━━━━━ DATASET RECORDS ━━━━━
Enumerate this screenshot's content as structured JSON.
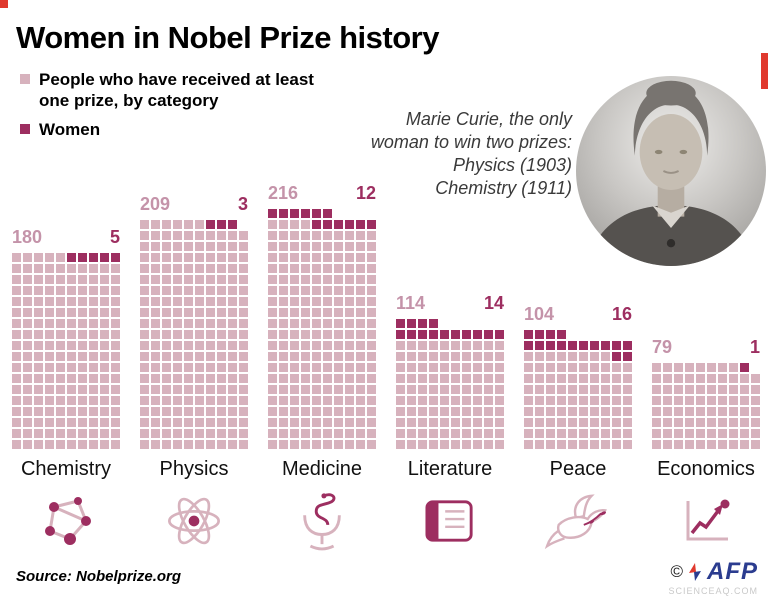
{
  "header": {
    "title": "Women in Nobel Prize history"
  },
  "legend": {
    "items": [
      {
        "label": "People who have received at least one prize, by category",
        "color": "#d7b2bd"
      },
      {
        "label": "Women",
        "color": "#9d2e60"
      }
    ]
  },
  "annotation": {
    "lines": [
      "Marie Curie, the only",
      "woman to win two prizes:",
      "Physics (1903)",
      "Chemistry (1911)"
    ]
  },
  "footer": {
    "source": "Source: Nobelprize.org",
    "copyright": "©",
    "logo": "AFP",
    "watermark": "SCIENCEAQ.COM"
  },
  "colors": {
    "light_squares": "#d7b2bd",
    "women": "#9d2e60",
    "accent_red": "#e0392e",
    "afp_blue": "#2b3c8f"
  },
  "chart_data": {
    "type": "waffle",
    "title": "Women in Nobel Prize history",
    "categories": [
      "Chemistry",
      "Physics",
      "Medicine",
      "Literature",
      "Peace",
      "Economics"
    ],
    "series": [
      {
        "name": "People who have received at least one prize, by category",
        "values": [
          180,
          209,
          216,
          114,
          104,
          79
        ]
      },
      {
        "name": "Women",
        "values": [
          5,
          3,
          12,
          14,
          16,
          1
        ]
      }
    ],
    "columns": 10,
    "legend_position": "top-left",
    "grid": false,
    "category_icons": [
      "molecule-icon",
      "atom-icon",
      "pharmacy-icon",
      "book-icon",
      "dove-icon",
      "chart-icon"
    ]
  }
}
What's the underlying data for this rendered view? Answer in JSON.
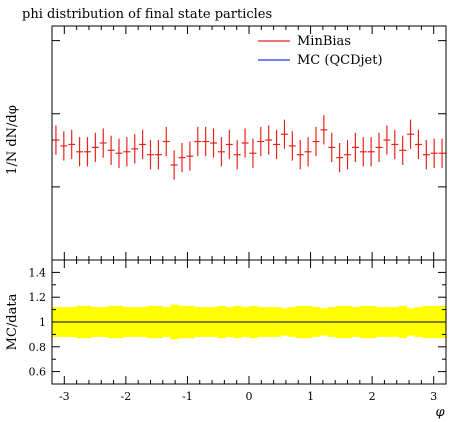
{
  "chart_data": [
    {
      "type": "scatter",
      "title": "phi distribution of final state particles",
      "ylabel": "1/N dN/dφ",
      "xlim": [
        -3.2,
        3.2
      ],
      "ylim": [
        0.0,
        1.6
      ],
      "legend": {
        "placement": "top-right",
        "entries": [
          "MinBias",
          "MC (QCDjet)"
        ]
      },
      "series": [
        {
          "name": "MinBias",
          "color": "#e8231e",
          "bins": 50,
          "values": [
            0.82,
            0.78,
            0.79,
            0.74,
            0.74,
            0.77,
            0.8,
            0.75,
            0.73,
            0.74,
            0.76,
            0.79,
            0.72,
            0.72,
            0.81,
            0.65,
            0.7,
            0.71,
            0.81,
            0.81,
            0.8,
            0.74,
            0.79,
            0.72,
            0.8,
            0.73,
            0.81,
            0.82,
            0.79,
            0.86,
            0.78,
            0.72,
            0.74,
            0.81,
            0.89,
            0.77,
            0.7,
            0.72,
            0.77,
            0.74,
            0.74,
            0.77,
            0.82,
            0.79,
            0.75,
            0.86,
            0.79,
            0.72,
            0.73,
            0.73
          ],
          "errors": [
            0.1,
            0.1,
            0.1,
            0.1,
            0.1,
            0.1,
            0.1,
            0.1,
            0.1,
            0.1,
            0.1,
            0.1,
            0.1,
            0.1,
            0.1,
            0.1,
            0.1,
            0.1,
            0.1,
            0.1,
            0.1,
            0.1,
            0.1,
            0.1,
            0.1,
            0.1,
            0.1,
            0.1,
            0.1,
            0.1,
            0.1,
            0.1,
            0.1,
            0.1,
            0.1,
            0.1,
            0.1,
            0.1,
            0.1,
            0.1,
            0.1,
            0.1,
            0.1,
            0.1,
            0.1,
            0.1,
            0.1,
            0.1,
            0.1,
            0.1
          ]
        },
        {
          "name": "MC (QCDjet)",
          "color": "#1a3cf0",
          "values": []
        }
      ]
    },
    {
      "type": "line",
      "xlabel": "φ",
      "ylabel": "MC/data",
      "xlim": [
        -3.2,
        3.2
      ],
      "ylim": [
        0.5,
        1.5
      ],
      "x_ticks": [
        -3,
        -2,
        -1,
        0,
        1,
        2,
        3
      ],
      "x_tick_labels": [
        "-3",
        "-2",
        "-1",
        "0",
        "1",
        "2",
        "3"
      ],
      "y_ticks": [
        0.6,
        0.8,
        1.0,
        1.2,
        1.4
      ],
      "y_tick_labels": [
        "0.6",
        "0.8",
        "1",
        "1.2",
        "1.4"
      ],
      "reference_line": 1.0,
      "band": {
        "color": "#ffff00",
        "half_widths": [
          0.12,
          0.12,
          0.12,
          0.13,
          0.13,
          0.12,
          0.12,
          0.13,
          0.13,
          0.12,
          0.12,
          0.12,
          0.13,
          0.13,
          0.12,
          0.14,
          0.13,
          0.13,
          0.12,
          0.12,
          0.12,
          0.13,
          0.12,
          0.13,
          0.12,
          0.13,
          0.12,
          0.12,
          0.12,
          0.11,
          0.12,
          0.13,
          0.13,
          0.12,
          0.11,
          0.12,
          0.13,
          0.13,
          0.12,
          0.13,
          0.13,
          0.12,
          0.12,
          0.12,
          0.13,
          0.11,
          0.12,
          0.13,
          0.13,
          0.13
        ]
      }
    }
  ]
}
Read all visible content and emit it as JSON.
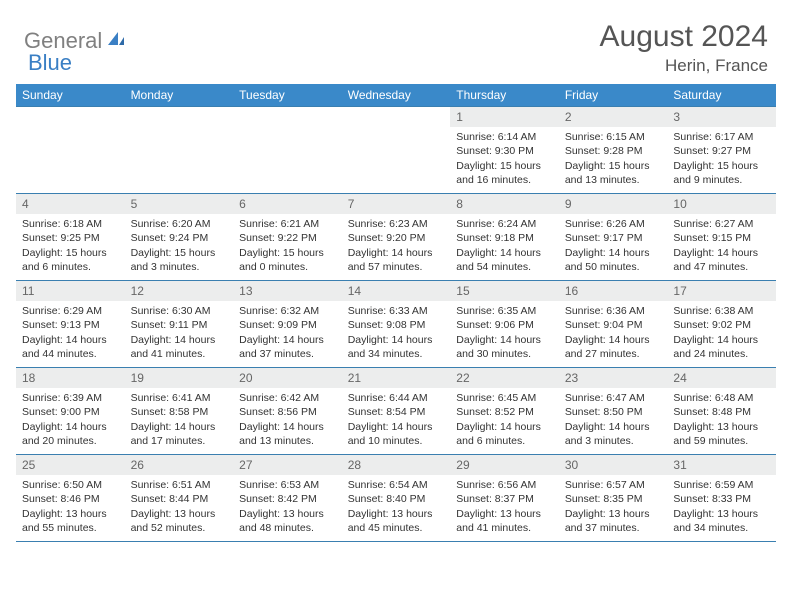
━━━━━
[BRIEF] Copy each line holding the word "this" from the listing above.

[REPLY]
Enumerate this screenshot's content as structured JSON.
What's the underlying data for this rendered view? Answer in JSON.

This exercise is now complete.